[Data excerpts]

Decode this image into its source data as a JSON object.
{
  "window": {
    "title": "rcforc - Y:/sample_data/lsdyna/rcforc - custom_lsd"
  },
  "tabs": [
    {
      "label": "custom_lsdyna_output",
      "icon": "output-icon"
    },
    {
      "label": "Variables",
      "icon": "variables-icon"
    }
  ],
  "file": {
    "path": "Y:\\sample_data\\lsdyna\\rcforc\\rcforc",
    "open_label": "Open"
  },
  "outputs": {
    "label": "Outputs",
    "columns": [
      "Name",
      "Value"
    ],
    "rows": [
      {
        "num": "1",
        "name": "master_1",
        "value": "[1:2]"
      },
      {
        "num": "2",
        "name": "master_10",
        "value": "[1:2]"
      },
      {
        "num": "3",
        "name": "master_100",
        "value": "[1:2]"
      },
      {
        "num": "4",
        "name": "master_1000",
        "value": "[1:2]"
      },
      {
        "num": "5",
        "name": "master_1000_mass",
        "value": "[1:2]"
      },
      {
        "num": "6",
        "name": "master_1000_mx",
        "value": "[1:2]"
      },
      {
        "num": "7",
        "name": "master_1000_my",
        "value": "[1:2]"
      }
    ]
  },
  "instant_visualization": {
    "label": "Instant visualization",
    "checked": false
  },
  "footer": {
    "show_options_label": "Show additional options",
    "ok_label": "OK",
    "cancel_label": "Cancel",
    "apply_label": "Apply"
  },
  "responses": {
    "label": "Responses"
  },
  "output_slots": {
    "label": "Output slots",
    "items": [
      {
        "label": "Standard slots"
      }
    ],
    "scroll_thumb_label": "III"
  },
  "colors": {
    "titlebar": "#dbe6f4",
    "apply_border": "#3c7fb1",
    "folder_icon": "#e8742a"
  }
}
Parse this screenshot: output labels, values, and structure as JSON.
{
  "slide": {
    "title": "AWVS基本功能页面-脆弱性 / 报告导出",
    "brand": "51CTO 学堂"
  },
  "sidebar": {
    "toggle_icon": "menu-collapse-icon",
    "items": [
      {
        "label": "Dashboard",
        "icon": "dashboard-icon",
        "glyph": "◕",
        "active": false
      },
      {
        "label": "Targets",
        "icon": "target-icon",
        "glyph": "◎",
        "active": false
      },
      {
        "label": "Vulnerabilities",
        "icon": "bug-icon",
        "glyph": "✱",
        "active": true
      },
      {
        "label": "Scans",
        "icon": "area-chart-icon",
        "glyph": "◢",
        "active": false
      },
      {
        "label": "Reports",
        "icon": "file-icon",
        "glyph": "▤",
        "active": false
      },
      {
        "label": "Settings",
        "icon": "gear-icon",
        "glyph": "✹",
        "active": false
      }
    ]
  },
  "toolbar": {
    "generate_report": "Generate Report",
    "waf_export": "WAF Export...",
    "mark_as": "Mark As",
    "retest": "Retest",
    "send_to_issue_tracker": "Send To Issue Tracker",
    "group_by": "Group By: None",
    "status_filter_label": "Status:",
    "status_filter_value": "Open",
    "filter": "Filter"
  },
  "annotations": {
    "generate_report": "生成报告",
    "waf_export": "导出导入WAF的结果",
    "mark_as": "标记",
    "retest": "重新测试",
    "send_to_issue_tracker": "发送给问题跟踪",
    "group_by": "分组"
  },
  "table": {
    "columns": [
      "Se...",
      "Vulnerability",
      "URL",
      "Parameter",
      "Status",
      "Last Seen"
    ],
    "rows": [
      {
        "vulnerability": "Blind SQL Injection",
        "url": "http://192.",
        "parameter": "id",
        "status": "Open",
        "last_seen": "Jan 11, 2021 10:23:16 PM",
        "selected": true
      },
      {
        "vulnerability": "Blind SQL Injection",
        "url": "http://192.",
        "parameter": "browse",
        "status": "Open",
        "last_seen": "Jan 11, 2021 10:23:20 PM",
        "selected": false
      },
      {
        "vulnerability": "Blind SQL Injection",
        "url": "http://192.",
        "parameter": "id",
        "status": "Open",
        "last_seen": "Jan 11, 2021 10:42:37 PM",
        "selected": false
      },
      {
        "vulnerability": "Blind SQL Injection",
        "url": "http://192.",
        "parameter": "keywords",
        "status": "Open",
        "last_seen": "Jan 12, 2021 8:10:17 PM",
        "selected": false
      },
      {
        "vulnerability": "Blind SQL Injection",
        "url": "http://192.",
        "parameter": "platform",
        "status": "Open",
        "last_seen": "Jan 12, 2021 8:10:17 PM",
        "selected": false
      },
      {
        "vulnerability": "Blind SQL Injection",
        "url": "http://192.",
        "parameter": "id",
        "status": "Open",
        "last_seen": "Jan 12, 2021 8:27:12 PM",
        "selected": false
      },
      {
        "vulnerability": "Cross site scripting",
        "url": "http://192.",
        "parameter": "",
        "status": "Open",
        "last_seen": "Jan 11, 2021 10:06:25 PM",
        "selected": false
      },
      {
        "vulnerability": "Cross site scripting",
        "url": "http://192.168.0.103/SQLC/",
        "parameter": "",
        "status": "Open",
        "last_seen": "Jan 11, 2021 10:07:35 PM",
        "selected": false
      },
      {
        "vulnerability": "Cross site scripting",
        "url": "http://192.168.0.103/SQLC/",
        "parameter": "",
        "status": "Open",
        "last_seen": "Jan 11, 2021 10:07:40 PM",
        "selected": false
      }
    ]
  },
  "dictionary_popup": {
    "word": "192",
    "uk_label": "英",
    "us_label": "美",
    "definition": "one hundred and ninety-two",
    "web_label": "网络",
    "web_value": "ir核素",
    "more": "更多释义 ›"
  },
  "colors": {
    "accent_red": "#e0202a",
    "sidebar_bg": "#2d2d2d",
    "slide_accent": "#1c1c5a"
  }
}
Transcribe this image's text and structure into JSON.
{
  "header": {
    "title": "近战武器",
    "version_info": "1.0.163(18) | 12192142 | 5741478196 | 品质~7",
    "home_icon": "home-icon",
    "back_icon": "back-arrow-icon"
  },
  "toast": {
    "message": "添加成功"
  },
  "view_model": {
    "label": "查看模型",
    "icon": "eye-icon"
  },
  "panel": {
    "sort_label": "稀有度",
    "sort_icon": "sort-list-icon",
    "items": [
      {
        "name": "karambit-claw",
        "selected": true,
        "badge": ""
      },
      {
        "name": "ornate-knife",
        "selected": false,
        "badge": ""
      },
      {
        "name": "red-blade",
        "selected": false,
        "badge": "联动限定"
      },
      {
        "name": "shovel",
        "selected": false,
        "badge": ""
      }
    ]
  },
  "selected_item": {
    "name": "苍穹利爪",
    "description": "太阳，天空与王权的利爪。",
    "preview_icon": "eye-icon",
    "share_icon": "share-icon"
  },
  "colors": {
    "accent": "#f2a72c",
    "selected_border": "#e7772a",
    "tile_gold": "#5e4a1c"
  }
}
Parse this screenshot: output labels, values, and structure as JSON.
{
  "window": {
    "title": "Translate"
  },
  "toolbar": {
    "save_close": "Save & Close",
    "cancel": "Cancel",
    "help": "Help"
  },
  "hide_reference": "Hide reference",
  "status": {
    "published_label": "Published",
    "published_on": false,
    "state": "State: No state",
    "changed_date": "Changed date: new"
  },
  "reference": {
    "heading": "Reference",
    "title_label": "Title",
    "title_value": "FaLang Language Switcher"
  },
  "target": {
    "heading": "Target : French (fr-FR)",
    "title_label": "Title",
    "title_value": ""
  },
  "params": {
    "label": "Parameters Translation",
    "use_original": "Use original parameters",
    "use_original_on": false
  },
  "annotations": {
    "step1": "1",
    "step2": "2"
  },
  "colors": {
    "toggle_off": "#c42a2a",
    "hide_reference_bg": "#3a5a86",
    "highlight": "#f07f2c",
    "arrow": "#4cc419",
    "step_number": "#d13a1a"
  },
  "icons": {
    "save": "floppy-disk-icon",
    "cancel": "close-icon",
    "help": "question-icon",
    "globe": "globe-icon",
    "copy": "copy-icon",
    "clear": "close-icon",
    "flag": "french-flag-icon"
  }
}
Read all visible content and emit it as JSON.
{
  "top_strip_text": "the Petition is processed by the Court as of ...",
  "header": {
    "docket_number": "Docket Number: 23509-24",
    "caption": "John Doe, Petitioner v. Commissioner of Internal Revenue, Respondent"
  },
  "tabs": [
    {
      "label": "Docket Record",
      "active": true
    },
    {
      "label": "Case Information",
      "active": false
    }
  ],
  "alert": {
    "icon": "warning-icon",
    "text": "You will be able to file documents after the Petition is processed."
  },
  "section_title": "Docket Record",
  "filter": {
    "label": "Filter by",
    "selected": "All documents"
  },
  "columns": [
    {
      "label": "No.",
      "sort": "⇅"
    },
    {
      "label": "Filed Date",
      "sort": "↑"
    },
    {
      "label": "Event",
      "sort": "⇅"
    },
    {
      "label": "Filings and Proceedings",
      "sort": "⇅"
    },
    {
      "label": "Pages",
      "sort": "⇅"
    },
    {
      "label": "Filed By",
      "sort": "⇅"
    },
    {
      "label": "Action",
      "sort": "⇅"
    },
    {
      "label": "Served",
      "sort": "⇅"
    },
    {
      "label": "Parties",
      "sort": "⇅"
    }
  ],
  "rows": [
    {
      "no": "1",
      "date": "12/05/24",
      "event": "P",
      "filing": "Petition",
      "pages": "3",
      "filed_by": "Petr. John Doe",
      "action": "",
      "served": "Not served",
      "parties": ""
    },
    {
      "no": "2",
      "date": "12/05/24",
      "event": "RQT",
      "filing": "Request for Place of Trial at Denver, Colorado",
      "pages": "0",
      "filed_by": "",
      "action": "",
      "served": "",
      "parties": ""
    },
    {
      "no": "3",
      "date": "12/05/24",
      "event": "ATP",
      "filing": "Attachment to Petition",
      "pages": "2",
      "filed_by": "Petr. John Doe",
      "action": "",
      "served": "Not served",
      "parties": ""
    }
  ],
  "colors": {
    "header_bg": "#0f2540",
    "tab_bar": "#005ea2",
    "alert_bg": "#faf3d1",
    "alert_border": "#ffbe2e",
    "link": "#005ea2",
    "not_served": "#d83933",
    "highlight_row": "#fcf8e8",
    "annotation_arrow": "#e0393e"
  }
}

**Exercise directions:**
In the records above, find each line holding "Docket" and copy it.

**Exercise response:**
    "docket_number": "Docket Number: 23509-24",
      "label": "Docket Record",
  "section_title": "Docket Record",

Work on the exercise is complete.